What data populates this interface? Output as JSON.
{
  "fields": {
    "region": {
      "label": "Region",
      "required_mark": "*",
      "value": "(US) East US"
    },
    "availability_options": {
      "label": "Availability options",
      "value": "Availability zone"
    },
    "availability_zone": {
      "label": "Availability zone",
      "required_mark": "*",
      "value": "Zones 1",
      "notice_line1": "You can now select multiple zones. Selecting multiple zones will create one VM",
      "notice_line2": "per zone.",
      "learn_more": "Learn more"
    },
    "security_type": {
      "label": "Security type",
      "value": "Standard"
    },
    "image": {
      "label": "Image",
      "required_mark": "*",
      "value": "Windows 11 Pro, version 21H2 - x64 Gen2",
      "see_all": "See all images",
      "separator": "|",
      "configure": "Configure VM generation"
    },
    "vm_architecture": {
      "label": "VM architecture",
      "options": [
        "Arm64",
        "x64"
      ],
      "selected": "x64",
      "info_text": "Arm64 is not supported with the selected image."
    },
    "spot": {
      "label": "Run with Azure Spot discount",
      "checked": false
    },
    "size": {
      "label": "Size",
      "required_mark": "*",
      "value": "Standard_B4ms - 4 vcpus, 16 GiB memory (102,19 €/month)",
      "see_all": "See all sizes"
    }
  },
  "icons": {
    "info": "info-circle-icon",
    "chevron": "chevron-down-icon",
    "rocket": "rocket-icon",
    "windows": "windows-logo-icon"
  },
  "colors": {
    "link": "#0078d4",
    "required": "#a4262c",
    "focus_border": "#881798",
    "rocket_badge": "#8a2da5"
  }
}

§ **TO DO**:
Your task is to transcribe the material exactly.

§ **RESPONSE TO THIS TASK**:
What data populates this interface? Output as JSON.
{
  "fields": {
    "region": {
      "label": "Region",
      "required_mark": "*",
      "value": "(US) East US"
    },
    "availability_options": {
      "label": "Availability options",
      "value": "Availability zone"
    },
    "availability_zone": {
      "label": "Availability zone",
      "required_mark": "*",
      "value": "Zones 1",
      "notice_line1": "You can now select multiple zones. Selecting multiple zones will create one VM",
      "notice_line2": "per zone.",
      "learn_more": "Learn more"
    },
    "security_type": {
      "label": "Security type",
      "value": "Standard"
    },
    "image": {
      "label": "Image",
      "required_mark": "*",
      "value": "Windows 11 Pro, version 21H2 - x64 Gen2",
      "see_all": "See all images",
      "separator": "|",
      "configure": "Configure VM generation"
    },
    "vm_architecture": {
      "label": "VM architecture",
      "options": [
        "Arm64",
        "x64"
      ],
      "selected": "x64",
      "info_text": "Arm64 is not supported with the selected image."
    },
    "spot": {
      "label": "Run with Azure Spot discount",
      "checked": false
    },
    "size": {
      "label": "Size",
      "required_mark": "*",
      "value": "Standard_B4ms - 4 vcpus, 16 GiB memory (102,19 €/month)",
      "see_all": "See all sizes"
    }
  },
  "icons": {
    "info": "info-circle-icon",
    "chevron": "chevron-down-icon",
    "rocket": "rocket-icon",
    "windows": "windows-logo-icon"
  },
  "colors": {
    "link": "#0078d4",
    "required": "#a4262c",
    "focus_border": "#881798",
    "rocket_badge": "#8a2da5"
  }
}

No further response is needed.